START Records for this task

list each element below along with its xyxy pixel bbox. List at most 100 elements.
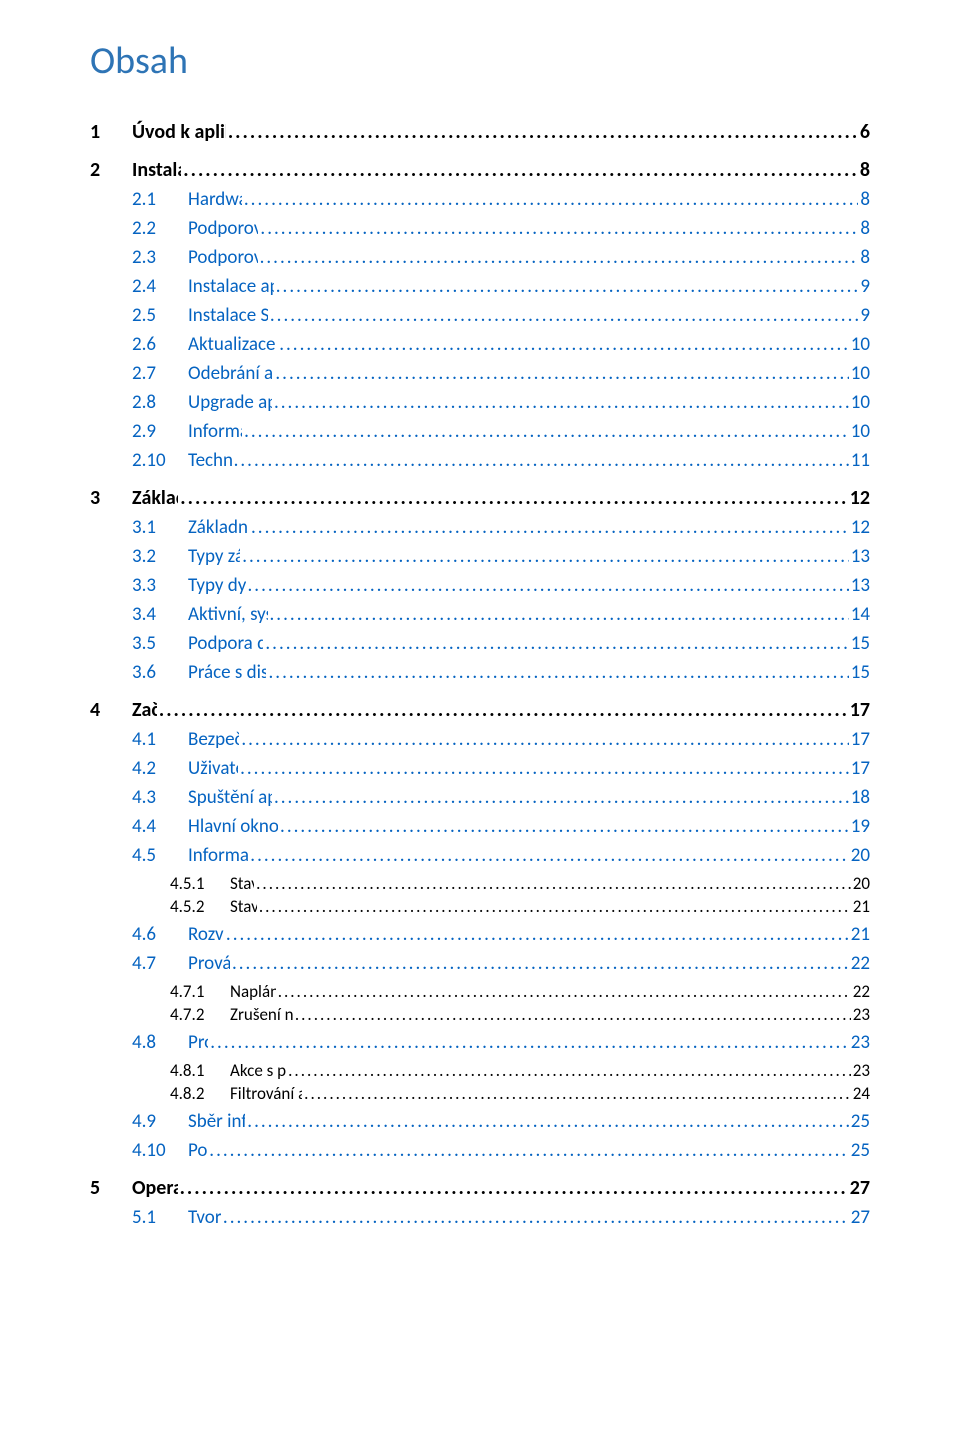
toc-entry-text: Uživatelská oprávnění (188, 757, 238, 780)
toc-entry-text: Postupy (188, 1139, 207, 1162)
toc-entry-text: Stavy disků (230, 873, 254, 894)
toc-entry-text: Podporované operační systémy (188, 217, 258, 240)
toc-entry-number: 3.4 (132, 603, 188, 626)
toc-entry-number: 5.1 (132, 1206, 188, 1229)
toc-entry[interactable]: 4.1Bezpečnostní opatření................… (132, 728, 870, 751)
toc-entry-page: 10 (851, 420, 870, 443)
toc-entry-page: 23 (851, 1031, 870, 1054)
toc-entry-text: Akce s položkami protokolu (230, 1060, 286, 1081)
toc-entry-number: 4.7 (132, 952, 188, 975)
toc-entry[interactable]: 4.2Uživatelská oprávnění................… (132, 757, 870, 780)
toc-entry-number: 2.9 (132, 420, 188, 443)
toc-leader-dots: ........................................… (244, 420, 849, 443)
toc-entry-number: 4.9 (132, 1110, 188, 1133)
toc-entry-page: 17 (850, 698, 870, 722)
toc-entry[interactable]: 4.5.2Stavy svazku.......................… (170, 896, 870, 917)
toc-leader-dots: ........................................… (274, 391, 849, 414)
toc-entry-page: 13 (851, 574, 870, 597)
toc-entry-number: 2.4 (132, 275, 188, 298)
toc-entry-number: 4.1 (132, 728, 188, 751)
toc-leader-dots: ........................................… (259, 896, 851, 917)
toc-leader-dots: ........................................… (250, 844, 848, 867)
toc-entry-number: 2.1 (132, 188, 188, 211)
toc-entry-page: 20 (851, 844, 870, 867)
toc-entry[interactable]: 4.4Hlavní okno aplikace Acronis Disk Dir… (132, 815, 870, 838)
toc-entry[interactable]: 4.7.1Naplánované operace................… (170, 981, 870, 1002)
toc-entry[interactable]: 4.5.1Stavy disků........................… (170, 873, 870, 894)
toc-entry[interactable]: 3.5Podpora dynamických typů svazků......… (132, 632, 870, 655)
toc-entry-text: Podporované systémy souborů (188, 246, 258, 269)
toc-leader-dots: ........................................… (256, 873, 851, 894)
toc-entry[interactable]: 2.4Instalace aplikace Acronis Disk Direc… (132, 275, 870, 298)
toc-entry[interactable]: 2.8Upgrade aplikace Acronis Disk Directo… (132, 391, 870, 414)
toc-entry-number: 4.8.1 (170, 1060, 230, 1081)
toc-entry-number: 2.2 (132, 217, 188, 240)
toc-entry[interactable]: 3Základní koncepce......................… (90, 486, 870, 510)
toc-leader-dots: ........................................… (244, 188, 858, 211)
toc-entry[interactable]: 4.8Protokol.............................… (132, 1031, 870, 1054)
toc-entry[interactable]: 3.2Typy základních svazků...............… (132, 545, 870, 568)
toc-entry-page: 18 (851, 786, 870, 809)
toc-entry[interactable]: 2.7Odebrání aplikace Acronis Disk Direct… (132, 362, 870, 385)
toc-entry[interactable]: 2.2Podporované operační systémy.........… (132, 217, 870, 240)
toc-entry-text: Typy základních svazků (188, 545, 240, 568)
toc-entry-page: 24 (853, 1083, 870, 1104)
toc-entry[interactable]: 4.5Informace o disku a svazku...........… (132, 844, 870, 867)
toc-entry[interactable]: 4Začínáme...............................… (90, 698, 870, 722)
toc-entry[interactable]: 4.8.1Akce s položkami protokolu.........… (170, 1060, 870, 1081)
toc-entry[interactable]: 4.3Spuštění aplikace Acronis Disk Direct… (132, 786, 870, 809)
toc-entry-number: 2.3 (132, 246, 188, 269)
toc-entry[interactable]: 3.4Aktivní, systémové a zaváděcí svazky.… (132, 603, 870, 626)
toc-entry[interactable]: 2Instalace a upgrade....................… (90, 158, 870, 182)
toc-entry[interactable]: 2.6Aktualizace aplikace Acronis Disk Dir… (132, 333, 870, 356)
toc-leader-dots: ........................................… (180, 1176, 848, 1200)
toc-entry-text: Instalace a upgrade (132, 158, 181, 182)
toc-entry[interactable]: 4.8.2Filtrování a řazení položek protoko… (170, 1083, 870, 1104)
toc-entry[interactable]: 4.7.2Zrušení naplánovaných operací......… (170, 1004, 870, 1025)
toc-entry-text: Aktivní, systémové a zaváděcí svazky (188, 603, 268, 626)
toc-entry[interactable]: 2.1Hardwarové požadavky.................… (132, 188, 870, 211)
toc-entry[interactable]: 4.10Postupy.............................… (132, 1139, 870, 1162)
toc-leader-dots: ........................................… (251, 516, 849, 539)
toc-entry[interactable]: 4.9Sběr informací o systému.............… (132, 1110, 870, 1133)
toc-entry[interactable]: 2.3Podporované systémy souborů..........… (132, 246, 870, 269)
toc-entry[interactable]: 2.10Technická podpora...................… (132, 449, 870, 472)
toc-entry-number: 2.8 (132, 391, 188, 414)
toc-entry[interactable]: 2.5Instalace Správce výběru OS Acronis..… (132, 304, 870, 327)
toc-leader-dots: ........................................… (268, 661, 848, 684)
toc-entry-number: 3.2 (132, 545, 188, 568)
toc-entry[interactable]: 4.6Rozvržení disku......................… (132, 923, 870, 946)
toc-entry-number: 4.8 (132, 1031, 188, 1054)
toc-entry-text: Stavy svazku (230, 896, 257, 917)
toc-entry-page: 20 (853, 873, 870, 894)
toc-entry-page: 13 (851, 545, 870, 568)
toc-leader-dots: ........................................… (210, 1031, 848, 1054)
toc-entry-page: 9 (860, 304, 870, 327)
toc-leader-dots: ........................................… (279, 333, 849, 356)
toc-entry-text: Základní koncepce (132, 486, 178, 510)
toc-entry-page: 12 (850, 486, 870, 510)
toc-entry[interactable]: 5Operace se svazky......................… (90, 1176, 870, 1200)
toc-entry[interactable]: 3.1Základní a dynamické disky...........… (132, 516, 870, 539)
toc-entry-page: 25 (851, 1110, 870, 1133)
toc-entry-text: Bezpečnostní opatření (188, 728, 239, 751)
toc-entry-text: Provádění operací (188, 952, 230, 975)
toc-leader-dots: ........................................… (280, 815, 849, 838)
toc-leader-dots: ........................................… (209, 1139, 848, 1162)
toc-entry-text: Začínáme (132, 698, 157, 722)
toc-entry-page: 11 (851, 449, 870, 472)
toc-entry-page: 12 (851, 516, 870, 539)
toc-entry[interactable]: 5.1Tvorba svazku........................… (132, 1206, 870, 1229)
toc-leader-dots: ........................................… (304, 1083, 851, 1104)
toc-entry-page: 10 (851, 362, 870, 385)
toc-entry[interactable]: 3.6Práce s disky s velikostí sektorů 4 k… (132, 661, 870, 684)
toc-leader-dots: ........................................… (159, 698, 848, 722)
toc-entry[interactable]: 4.7Provádění operací....................… (132, 952, 870, 975)
toc-leader-dots: ........................................… (248, 574, 849, 597)
toc-leader-dots: ........................................… (183, 158, 858, 182)
toc-entry[interactable]: 3.3Typy dynamických svazků..............… (132, 574, 870, 597)
toc-leader-dots: ........................................… (265, 632, 848, 655)
toc-entry-number: 2.7 (132, 362, 188, 385)
toc-entry[interactable]: 2.9Informace o demo verzi...............… (132, 420, 870, 443)
toc-entry[interactable]: 1Úvod k aplikaci Acronis Disk Director 1… (90, 120, 870, 144)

END Records for this task

Print the rows from the line that contains "toc-entry-text: Uživatelská oprávnění" through the line that contains "toc-entry-page: 10 (851, 420, 870, 443)", repeating each one exactly.

toc-entry-text: Uživatelská oprávnění (188, 757, 238, 780)
toc-entry-text: Postupy (188, 1139, 207, 1162)
toc-entry-text: Stavy disků (230, 873, 254, 894)
toc-entry-text: Podporované operační systémy (188, 217, 258, 240)
toc-entry-number: 3.4 (132, 603, 188, 626)
toc-entry-number: 5.1 (132, 1206, 188, 1229)
toc-entry[interactable]: 4.1Bezpečnostní opatření................… (132, 728, 870, 751)
toc-entry-page: 10 (851, 420, 870, 443)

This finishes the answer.